## The request
Reply with one number only, the count of lines holding the string "legend".

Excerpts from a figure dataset
● ● ● ●
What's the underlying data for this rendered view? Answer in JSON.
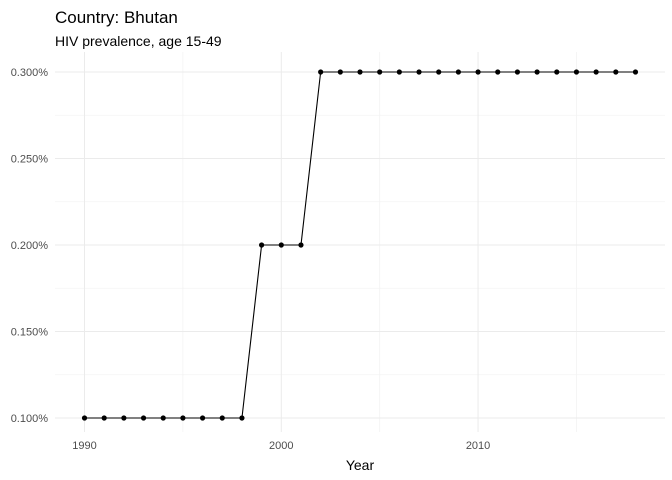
{
  "chart_data": {
    "type": "line",
    "title": "Country: Bhutan",
    "subtitle": "HIV prevalence, age 15-49",
    "xlabel": "Year",
    "ylabel": "",
    "xlim": [
      1988.5,
      2019.5
    ],
    "ylim": [
      0.1,
      0.3
    ],
    "x_ticks": [
      1990,
      2000,
      2010
    ],
    "x_tick_labels": [
      "1990",
      "2000",
      "2010"
    ],
    "y_ticks": [
      0.1,
      0.15,
      0.2,
      0.25,
      0.3
    ],
    "y_tick_labels": [
      "0.100%",
      "0.150%",
      "0.200%",
      "0.250%",
      "0.300%"
    ],
    "grid": true,
    "legend": "none",
    "series": [
      {
        "x": [
          1990,
          1991,
          1992,
          1993,
          1994,
          1995,
          1996,
          1997,
          1998,
          1999,
          2000,
          2001,
          2002,
          2003,
          2004,
          2005,
          2006,
          2007,
          2008,
          2009,
          2010,
          2011,
          2012,
          2013,
          2014,
          2015,
          2016,
          2017,
          2018
        ],
        "y": [
          0.1,
          0.1,
          0.1,
          0.1,
          0.1,
          0.1,
          0.1,
          0.1,
          0.1,
          0.2,
          0.2,
          0.2,
          0.3,
          0.3,
          0.3,
          0.3,
          0.3,
          0.3,
          0.3,
          0.3,
          0.3,
          0.3,
          0.3,
          0.3,
          0.3,
          0.3,
          0.3,
          0.3,
          0.3
        ],
        "color": "#000000"
      }
    ]
  }
}
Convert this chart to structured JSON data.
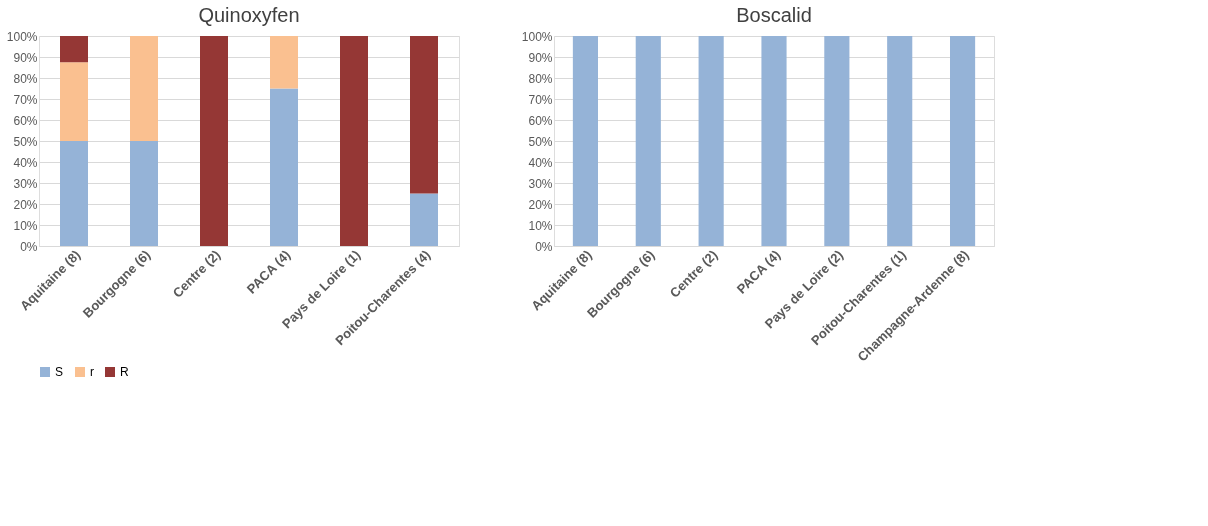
{
  "chart_data": [
    {
      "type": "bar",
      "title": "Quinoxyfen",
      "stacked": true,
      "categories": [
        "Aquitaine (8)",
        "Bourgogne (6)",
        "Centre (2)",
        "PACA (4)",
        "Pays de Loire (1)",
        "Poitou-Charentes (4)"
      ],
      "series": [
        {
          "name": "S",
          "color": "#95b3d7",
          "values": [
            50,
            50,
            0,
            75,
            0,
            25
          ]
        },
        {
          "name": "r",
          "color": "#fac090",
          "values": [
            37.5,
            50,
            0,
            25,
            0,
            0
          ]
        },
        {
          "name": "R",
          "color": "#953735",
          "values": [
            12.5,
            0,
            100,
            0,
            100,
            75
          ]
        }
      ],
      "ylim": [
        0,
        100
      ],
      "yticks": [
        {
          "value": 0,
          "label": "0%"
        },
        {
          "value": 10,
          "label": "10%"
        },
        {
          "value": 20,
          "label": "20%"
        },
        {
          "value": 30,
          "label": "30%"
        },
        {
          "value": 40,
          "label": "40%"
        },
        {
          "value": 50,
          "label": "50%"
        },
        {
          "value": 60,
          "label": "60%"
        },
        {
          "value": 70,
          "label": "70%"
        },
        {
          "value": 80,
          "label": "80%"
        },
        {
          "value": 90,
          "label": "90%"
        },
        {
          "value": 100,
          "label": "100%"
        }
      ],
      "grid": "y",
      "legend": "bottom"
    },
    {
      "type": "bar",
      "title": "Boscalid",
      "stacked": true,
      "categories": [
        "Aquitaine (8)",
        "Bourgogne (6)",
        "Centre (2)",
        "PACA (4)",
        "Pays de Loire (2)",
        "Poitou-Charentes (1)",
        "Champagne-Ardenne (8)"
      ],
      "series": [
        {
          "color": "#95b3d7",
          "values": [
            100,
            100,
            100,
            100,
            100,
            100,
            100
          ]
        }
      ],
      "ylim": [
        0,
        100
      ],
      "yticks": [
        {
          "value": 0,
          "label": "0%"
        },
        {
          "value": 10,
          "label": "10%"
        },
        {
          "value": 20,
          "label": "20%"
        },
        {
          "value": 30,
          "label": "30%"
        },
        {
          "value": 40,
          "label": "40%"
        },
        {
          "value": 50,
          "label": "50%"
        },
        {
          "value": 60,
          "label": "60%"
        },
        {
          "value": 70,
          "label": "70%"
        },
        {
          "value": 80,
          "label": "80%"
        },
        {
          "value": 90,
          "label": "90%"
        },
        {
          "value": 100,
          "label": "100%"
        }
      ],
      "grid": "y",
      "legend": false
    }
  ]
}
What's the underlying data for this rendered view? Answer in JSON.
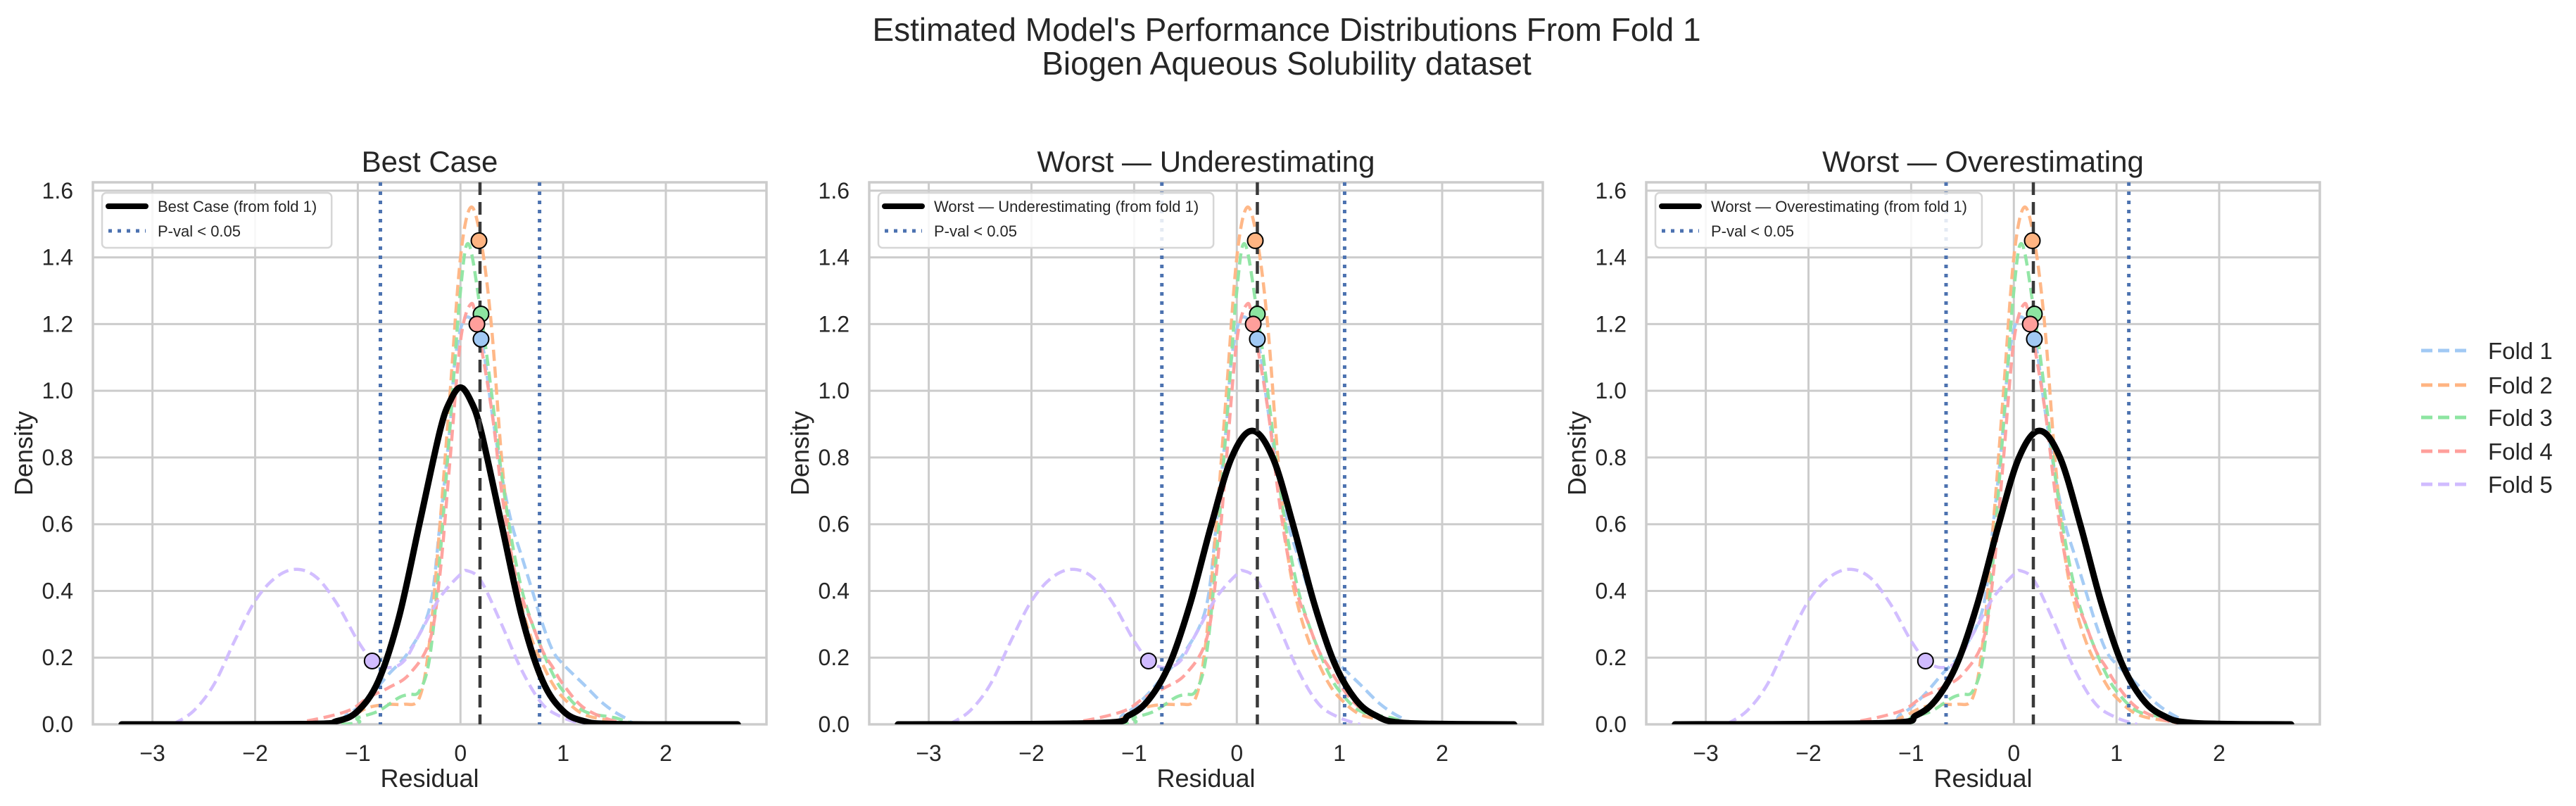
{
  "figure": {
    "suptitle_line1": "Estimated Model's Performance Distributions From Fold 1",
    "suptitle_line2": "Biogen Aqueous Solubility dataset"
  },
  "legend": {
    "entries": [
      {
        "label": "Fold 1",
        "color": "#a1c9f4"
      },
      {
        "label": "Fold 2",
        "color": "#ffb482"
      },
      {
        "label": "Fold 3",
        "color": "#8de5a1"
      },
      {
        "label": "Fold 4",
        "color": "#ff9f9b"
      },
      {
        "label": "Fold 5",
        "color": "#d0bbff"
      }
    ]
  },
  "colors": {
    "reference_curve": "#000000",
    "pval_line": "#4c72b0",
    "median_line": "#3a3a3a",
    "grid": "#cccccc",
    "text": "#262626"
  },
  "chart_data": {
    "type": "line",
    "xlabel": "Residual",
    "ylabel": "Density",
    "xlim": [
      -3.58,
      2.98
    ],
    "ylim": [
      0,
      1.625
    ],
    "xticks": [
      -3,
      -2,
      -1,
      0,
      1,
      2
    ],
    "xtick_labels": [
      "−3",
      "−2",
      "−1",
      "0",
      "1",
      "2"
    ],
    "yticks": [
      0,
      0.2,
      0.4,
      0.6,
      0.8,
      1.0,
      1.2,
      1.4,
      1.6
    ],
    "ytick_labels": [
      "0.0",
      "0.2",
      "0.4",
      "0.6",
      "0.8",
      "1.0",
      "1.2",
      "1.4",
      "1.6"
    ],
    "grid": true,
    "legend_placement": "top-left (per panel), right (shared folds legend)",
    "fold_series": [
      {
        "name": "Fold 1",
        "color": "#a1c9f4",
        "style": "dashed",
        "points": [
          [
            -3.3,
            0
          ],
          [
            -1.4,
            0.0
          ],
          [
            -1.1,
            0.03
          ],
          [
            -0.9,
            0.08
          ],
          [
            -0.7,
            0.15
          ],
          [
            -0.5,
            0.22
          ],
          [
            -0.3,
            0.35
          ],
          [
            -0.2,
            0.6
          ],
          [
            -0.1,
            0.9
          ],
          [
            -0.05,
            1.1
          ],
          [
            0.05,
            1.22
          ],
          [
            0.2,
            1.155
          ],
          [
            0.3,
            0.95
          ],
          [
            0.4,
            0.75
          ],
          [
            0.5,
            0.6
          ],
          [
            0.6,
            0.5
          ],
          [
            0.7,
            0.4
          ],
          [
            0.8,
            0.3
          ],
          [
            0.9,
            0.22
          ],
          [
            1.0,
            0.18
          ],
          [
            1.2,
            0.12
          ],
          [
            1.4,
            0.06
          ],
          [
            1.6,
            0.02
          ],
          [
            1.8,
            0.0
          ],
          [
            2.7,
            0
          ]
        ]
      },
      {
        "name": "Fold 2",
        "color": "#ffb482",
        "style": "dashed",
        "points": [
          [
            -3.3,
            0
          ],
          [
            -1.4,
            0.0
          ],
          [
            -1.1,
            0.02
          ],
          [
            -0.9,
            0.05
          ],
          [
            -0.7,
            0.06
          ],
          [
            -0.55,
            0.06
          ],
          [
            -0.4,
            0.08
          ],
          [
            -0.3,
            0.25
          ],
          [
            -0.2,
            0.6
          ],
          [
            -0.1,
            1.0
          ],
          [
            0.0,
            1.4
          ],
          [
            0.1,
            1.55
          ],
          [
            0.2,
            1.45
          ],
          [
            0.3,
            1.2
          ],
          [
            0.4,
            0.8
          ],
          [
            0.5,
            0.5
          ],
          [
            0.6,
            0.35
          ],
          [
            0.7,
            0.25
          ],
          [
            0.8,
            0.18
          ],
          [
            0.9,
            0.12
          ],
          [
            1.0,
            0.08
          ],
          [
            1.2,
            0.03
          ],
          [
            1.5,
            0.01
          ],
          [
            1.8,
            0.0
          ],
          [
            2.7,
            0
          ]
        ]
      },
      {
        "name": "Fold 3",
        "color": "#8de5a1",
        "style": "dashed",
        "points": [
          [
            -3.3,
            0
          ],
          [
            -1.2,
            0.0
          ],
          [
            -1.0,
            0.02
          ],
          [
            -0.8,
            0.04
          ],
          [
            -0.6,
            0.08
          ],
          [
            -0.5,
            0.09
          ],
          [
            -0.4,
            0.1
          ],
          [
            -0.3,
            0.2
          ],
          [
            -0.2,
            0.5
          ],
          [
            -0.1,
            0.9
          ],
          [
            0.0,
            1.3
          ],
          [
            0.08,
            1.44
          ],
          [
            0.2,
            1.23
          ],
          [
            0.3,
            1.0
          ],
          [
            0.4,
            0.75
          ],
          [
            0.5,
            0.55
          ],
          [
            0.6,
            0.4
          ],
          [
            0.7,
            0.3
          ],
          [
            0.8,
            0.22
          ],
          [
            0.9,
            0.15
          ],
          [
            1.0,
            0.1
          ],
          [
            1.2,
            0.04
          ],
          [
            1.5,
            0.02
          ],
          [
            1.8,
            0.0
          ],
          [
            2.7,
            0
          ]
        ]
      },
      {
        "name": "Fold 4",
        "color": "#ff9f9b",
        "style": "dashed",
        "points": [
          [
            -3.3,
            0
          ],
          [
            -1.8,
            0.0
          ],
          [
            -1.5,
            0.01
          ],
          [
            -1.1,
            0.04
          ],
          [
            -0.9,
            0.08
          ],
          [
            -0.7,
            0.11
          ],
          [
            -0.5,
            0.15
          ],
          [
            -0.3,
            0.25
          ],
          [
            -0.2,
            0.45
          ],
          [
            -0.1,
            0.8
          ],
          [
            0.0,
            1.15
          ],
          [
            0.1,
            1.26
          ],
          [
            0.16,
            1.2
          ],
          [
            0.3,
            0.95
          ],
          [
            0.4,
            0.7
          ],
          [
            0.5,
            0.5
          ],
          [
            0.6,
            0.38
          ],
          [
            0.7,
            0.3
          ],
          [
            0.8,
            0.22
          ],
          [
            0.9,
            0.17
          ],
          [
            1.0,
            0.12
          ],
          [
            1.2,
            0.05
          ],
          [
            1.5,
            0.01
          ],
          [
            1.8,
            0.0
          ],
          [
            2.7,
            0
          ]
        ]
      },
      {
        "name": "Fold 5",
        "color": "#d0bbff",
        "style": "dashed",
        "points": [
          [
            -2.8,
            0
          ],
          [
            -2.6,
            0.04
          ],
          [
            -2.4,
            0.12
          ],
          [
            -2.2,
            0.25
          ],
          [
            -2.0,
            0.37
          ],
          [
            -1.8,
            0.44
          ],
          [
            -1.6,
            0.465
          ],
          [
            -1.4,
            0.44
          ],
          [
            -1.2,
            0.36
          ],
          [
            -1.0,
            0.25
          ],
          [
            -0.85,
            0.19
          ],
          [
            -0.7,
            0.17
          ],
          [
            -0.55,
            0.19
          ],
          [
            -0.4,
            0.27
          ],
          [
            -0.2,
            0.38
          ],
          [
            0.0,
            0.45
          ],
          [
            0.07,
            0.46
          ],
          [
            0.2,
            0.43
          ],
          [
            0.4,
            0.3
          ],
          [
            0.6,
            0.16
          ],
          [
            0.8,
            0.06
          ],
          [
            1.0,
            0.02
          ],
          [
            1.2,
            0.0
          ]
        ]
      }
    ],
    "fold_markers": [
      {
        "fold": "Fold 1",
        "color": "#a1c9f4",
        "x": 0.2,
        "y": 1.155
      },
      {
        "fold": "Fold 2",
        "color": "#ffb482",
        "x": 0.18,
        "y": 1.45
      },
      {
        "fold": "Fold 3",
        "color": "#8de5a1",
        "x": 0.2,
        "y": 1.23
      },
      {
        "fold": "Fold 4",
        "color": "#ff9f9b",
        "x": 0.16,
        "y": 1.2
      },
      {
        "fold": "Fold 5",
        "color": "#d0bbff",
        "x": -0.86,
        "y": 0.19
      }
    ],
    "panels": [
      {
        "title": "Best Case",
        "reference_label": "Best Case (from fold 1)",
        "pval_label": "P-val < 0.05",
        "pval_lines": [
          -0.78,
          0.77
        ],
        "median_line": 0.19,
        "reference_curve": [
          [
            -3.3,
            0
          ],
          [
            -1.5,
            0.001
          ],
          [
            -1.2,
            0.01
          ],
          [
            -1.0,
            0.04
          ],
          [
            -0.8,
            0.13
          ],
          [
            -0.6,
            0.32
          ],
          [
            -0.4,
            0.6
          ],
          [
            -0.2,
            0.88
          ],
          [
            -0.1,
            0.97
          ],
          [
            0,
            1.01
          ],
          [
            0.1,
            0.97
          ],
          [
            0.2,
            0.88
          ],
          [
            0.4,
            0.6
          ],
          [
            0.6,
            0.32
          ],
          [
            0.8,
            0.13
          ],
          [
            1.0,
            0.04
          ],
          [
            1.2,
            0.01
          ],
          [
            1.5,
            0.001
          ],
          [
            2.7,
            0
          ]
        ]
      },
      {
        "title": "Worst — Underestimating",
        "reference_label": "Worst — Underestimating (from fold 1)",
        "pval_label": "P-val < 0.05",
        "pval_lines": [
          -0.73,
          1.05
        ],
        "median_line": 0.2,
        "reference_curve": [
          [
            -3.3,
            0
          ],
          [
            -1.35,
            0.004
          ],
          [
            -1.05,
            0.027
          ],
          [
            -0.85,
            0.077
          ],
          [
            -0.65,
            0.184
          ],
          [
            -0.45,
            0.366
          ],
          [
            -0.25,
            0.596
          ],
          [
            -0.05,
            0.8
          ],
          [
            0.15,
            0.88
          ],
          [
            0.35,
            0.8
          ],
          [
            0.55,
            0.596
          ],
          [
            0.75,
            0.366
          ],
          [
            0.95,
            0.184
          ],
          [
            1.15,
            0.077
          ],
          [
            1.35,
            0.027
          ],
          [
            1.65,
            0.004
          ],
          [
            2.7,
            0
          ]
        ]
      },
      {
        "title": "Worst — Overestimating",
        "reference_label": "Worst — Overestimating (from fold 1)",
        "pval_label": "P-val < 0.05",
        "pval_lines": [
          -0.66,
          1.12
        ],
        "median_line": 0.19,
        "reference_curve": [
          [
            -3.3,
            0
          ],
          [
            -1.25,
            0.004
          ],
          [
            -0.95,
            0.027
          ],
          [
            -0.75,
            0.077
          ],
          [
            -0.55,
            0.184
          ],
          [
            -0.35,
            0.366
          ],
          [
            -0.15,
            0.596
          ],
          [
            0.05,
            0.8
          ],
          [
            0.25,
            0.88
          ],
          [
            0.45,
            0.8
          ],
          [
            0.65,
            0.596
          ],
          [
            0.85,
            0.366
          ],
          [
            1.05,
            0.184
          ],
          [
            1.25,
            0.077
          ],
          [
            1.45,
            0.027
          ],
          [
            1.75,
            0.004
          ],
          [
            2.7,
            0
          ]
        ]
      }
    ]
  }
}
● ● ● ●
## Expected answer
5